WHAT YOU NEED TO DO: Count how many lines mention the word "BERALA". Write that number alone.

SUPPLIED DATA:
--

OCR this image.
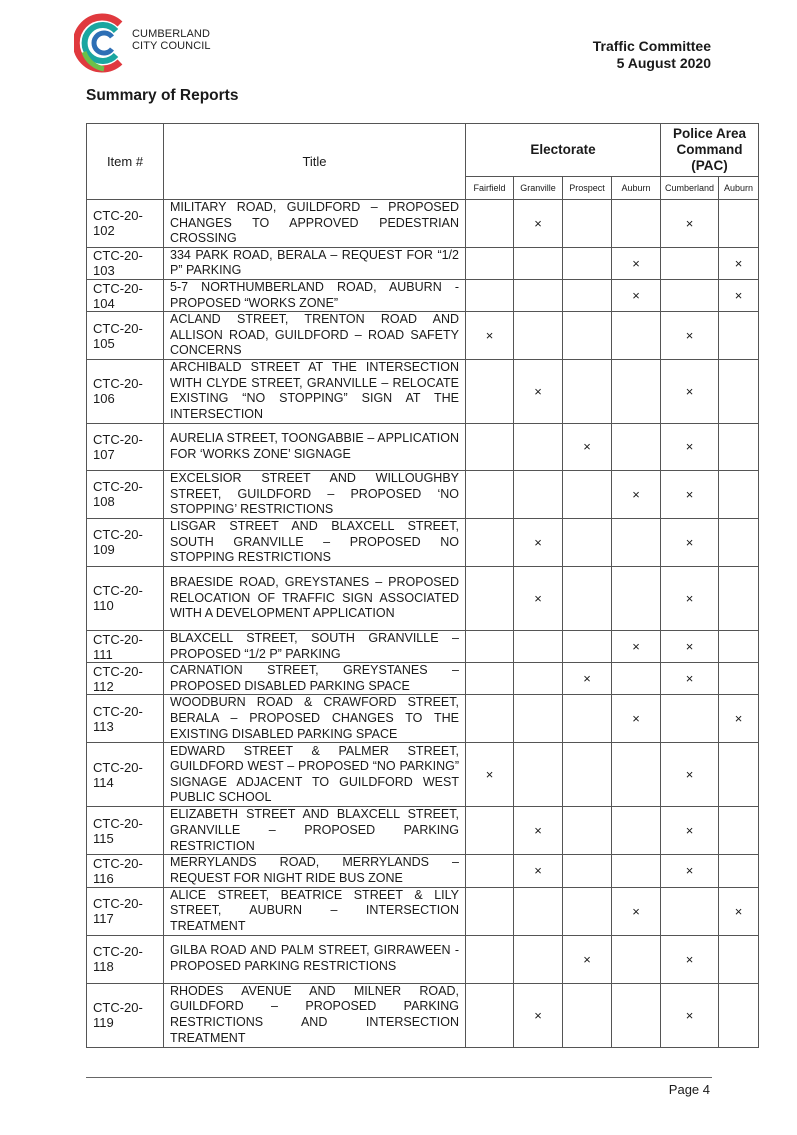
CUMBERLAND
CITY COUNCIL	Traffic Committee
5 August 2020
Summary of Reports
Item #	Title	Electorate				Police Area Command (PAC)	
		Fairfield	Granville	Prospect	Auburn	Cumberland	Auburn
CTC-20-102	MILITARY ROAD, GUILDFORD – PROPOSED CHANGES TO APPROVED PEDESTRIAN CROSSING		×			×	
CTC-20-103	334 PARK ROAD, BERALA – REQUEST FOR “1/2 P” PARKING				×		×
CTC-20-104	5-7 NORTHUMBERLAND ROAD, AUBURN - PROPOSED “WORKS ZONE”				×		×
CTC-20-105	ACLAND STREET, TRENTON ROAD AND ALLISON ROAD, GUILDFORD – ROAD SAFETY CONCERNS	×				×	
CTC-20-106	ARCHIBALD STREET AT THE INTERSECTION WITH CLYDE STREET, GRANVILLE – RELOCATE EXISTING “NO STOPPING” SIGN AT THE INTERSECTION		×			×	
CTC-20-107	AURELIA STREET, TOONGABBIE – APPLICATION FOR ‘WORKS ZONE’ SIGNAGE			×		×	
CTC-20-108	EXCELSIOR STREET AND WILLOUGHBY STREET, GUILDFORD – PROPOSED ‘NO STOPPING’ RESTRICTIONS				×	×	
CTC-20-109	LISGAR STREET AND BLAXCELL STREET, SOUTH GRANVILLE – PROPOSED NO STOPPING RESTRICTIONS		×			×	
CTC-20-110	BRAESIDE ROAD, GREYSTANES – PROPOSED RELOCATION OF TRAFFIC SIGN ASSOCIATED WITH A DEVELOPMENT APPLICATION		×			×	
CTC-20-111	BLAXCELL STREET, SOUTH GRANVILLE – PROPOSED “1/2 P” PARKING				×	×	
CTC-20-112	CARNATION STREET, GREYSTANES – PROPOSED DISABLED PARKING SPACE			×		×	
CTC-20-113	WOODBURN ROAD & CRAWFORD STREET, BERALA – PROPOSED CHANGES TO THE EXISTING DISABLED PARKING SPACE				×		×
CTC-20-114	EDWARD STREET & PALMER STREET, GUILDFORD WEST – PROPOSED “NO PARKING” SIGNAGE ADJACENT TO GUILDFORD WEST PUBLIC SCHOOL	×				×	
CTC-20-115	ELIZABETH STREET AND BLAXCELL STREET, GRANVILLE – PROPOSED PARKING RESTRICTION		×			×	
CTC-20-116	MERRYLANDS ROAD, MERRYLANDS – REQUEST FOR NIGHT RIDE BUS ZONE		×			×	
CTC-20-117	ALICE STREET, BEATRICE STREET & LILY STREET, AUBURN – INTERSECTION TREATMENT				×		×
CTC-20-118	GILBA ROAD AND PALM STREET, GIRRAWEEN - PROPOSED PARKING RESTRICTIONS			×		×	
CTC-20-119	RHODES AVENUE AND MILNER ROAD, GUILDFORD – PROPOSED PARKING RESTRICTIONS AND INTERSECTION TREATMENT		×			×	
Page 4
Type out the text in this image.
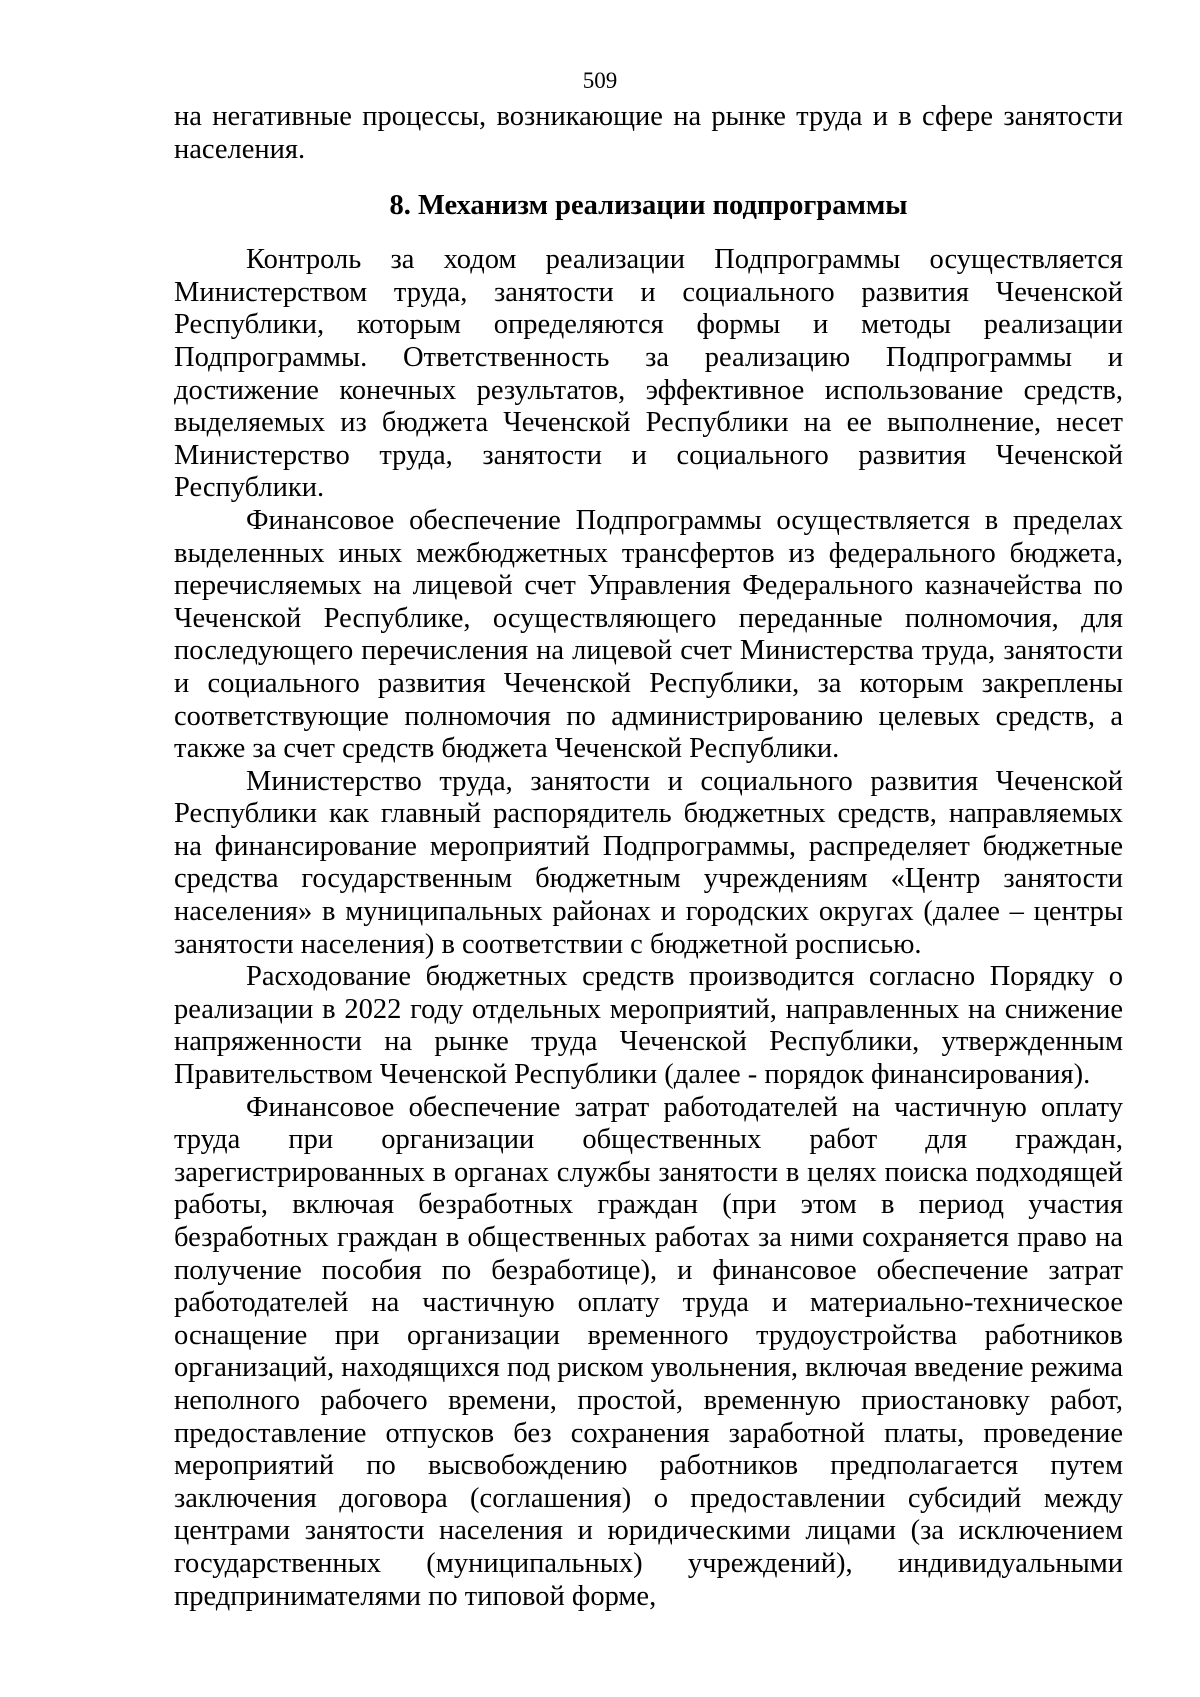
509

на негативные процессы, возникающие на рынке труда и в сфере занятости населения.

8. Механизм реализации подпрограммы

Контроль за ходом реализации Подпрограммы осуществляется Министерством труда, занятости и социального развития Чеченской Республики, которым определяются формы и методы реализации Подпрограммы. Ответственность за реализацию Подпрограммы и достижение конечных результатов, эффективное использование средств, выделяемых из бюджета Чеченской Республики на ее выполнение, несет Министерство труда, занятости и социального развития Чеченской Республики.

Финансовое обеспечение Подпрограммы осуществляется в пределах выделенных иных межбюджетных трансфертов из федерального бюджета, перечисляемых на лицевой счет Управления Федерального казначейства по Чеченской Республике, осуществляющего переданные полномочия, для последующего перечисления на лицевой счет Министерства труда, занятости и социального развития Чеченской Республики, за которым закреплены соответствующие полномочия по администрированию целевых средств, а также за счет средств бюджета Чеченской Республики.

Министерство труда, занятости и социального развития Чеченской Республики как главный распорядитель бюджетных средств, направляемых на финансирование мероприятий Подпрограммы, распределяет бюджетные средства государственным бюджетным учреждениям «Центр занятости населения» в муниципальных районах и городских округах (далее – центры занятости населения) в соответствии с бюджетной росписью.

Расходование бюджетных средств производится согласно Порядку о реализации в 2022 году отдельных мероприятий, направленных на снижение напряженности на рынке труда Чеченской Республики, утвержденным Правительством Чеченской Республики (далее - порядок финансирования).

Финансовое обеспечение затрат работодателей на частичную оплату труда при организации общественных работ для граждан, зарегистрированных в органах службы занятости в целях поиска подходящей работы, включая безработных граждан (при этом в период участия безработных граждан в общественных работах за ними сохраняется право на получение пособия по безработице), и финансовое обеспечение затрат работодателей на частичную оплату труда и материально-техническое оснащение при организации временного трудоустройства работников организаций, находящихся под риском увольнения, включая введение режима неполного рабочего времени, простой, временную приостановку работ, предоставление отпусков без сохранения заработной платы, проведение мероприятий по высвобождению работников предполагается путем заключения договора (соглашения) о предоставлении субсидий между центрами занятости населения и юридическими лицами (за исключением государственных (муниципальных) учреждений), индивидуальными предпринимателями по типовой форме,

--

RIGHT ANSWER: 2